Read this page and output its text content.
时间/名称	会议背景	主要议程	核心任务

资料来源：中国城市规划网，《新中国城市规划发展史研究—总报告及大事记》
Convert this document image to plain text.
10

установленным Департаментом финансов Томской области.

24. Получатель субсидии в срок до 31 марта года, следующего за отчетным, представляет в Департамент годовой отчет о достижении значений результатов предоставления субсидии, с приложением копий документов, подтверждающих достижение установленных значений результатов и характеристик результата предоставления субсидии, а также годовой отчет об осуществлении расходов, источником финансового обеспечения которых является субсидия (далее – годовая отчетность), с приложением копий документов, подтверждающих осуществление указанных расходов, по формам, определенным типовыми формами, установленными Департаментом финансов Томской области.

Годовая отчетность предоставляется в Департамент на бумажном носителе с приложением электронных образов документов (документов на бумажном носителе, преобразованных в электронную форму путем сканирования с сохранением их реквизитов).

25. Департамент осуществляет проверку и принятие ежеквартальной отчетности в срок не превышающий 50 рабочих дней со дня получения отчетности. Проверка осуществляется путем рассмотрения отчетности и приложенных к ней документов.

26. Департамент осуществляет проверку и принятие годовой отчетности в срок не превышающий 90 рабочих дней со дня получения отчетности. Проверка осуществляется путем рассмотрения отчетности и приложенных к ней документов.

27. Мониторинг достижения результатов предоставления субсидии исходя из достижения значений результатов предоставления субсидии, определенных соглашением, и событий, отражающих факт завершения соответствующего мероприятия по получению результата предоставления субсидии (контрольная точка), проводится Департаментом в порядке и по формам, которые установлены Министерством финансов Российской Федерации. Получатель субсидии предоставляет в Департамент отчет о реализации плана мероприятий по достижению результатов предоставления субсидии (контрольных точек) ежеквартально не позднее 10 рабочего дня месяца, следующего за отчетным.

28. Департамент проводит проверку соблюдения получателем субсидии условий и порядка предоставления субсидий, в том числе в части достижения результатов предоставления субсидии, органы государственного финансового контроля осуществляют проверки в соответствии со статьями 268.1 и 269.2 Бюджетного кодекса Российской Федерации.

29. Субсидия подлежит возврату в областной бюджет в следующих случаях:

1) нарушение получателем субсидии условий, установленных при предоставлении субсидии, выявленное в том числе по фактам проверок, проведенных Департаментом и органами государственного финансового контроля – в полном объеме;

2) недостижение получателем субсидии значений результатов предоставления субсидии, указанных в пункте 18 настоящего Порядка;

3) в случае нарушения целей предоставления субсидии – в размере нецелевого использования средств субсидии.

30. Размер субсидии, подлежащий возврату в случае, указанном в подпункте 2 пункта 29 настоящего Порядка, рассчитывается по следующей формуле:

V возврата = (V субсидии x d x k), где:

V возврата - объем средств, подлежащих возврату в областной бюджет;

Exercise: Look through the entries above for the word "областной". Copy every line where it shows up.

Answer for this exercise:
29. Субсидия подлежит возврату в областной бюджет в следующих случаях:
V возврата - объем средств, подлежащих возврату в областной бюджет;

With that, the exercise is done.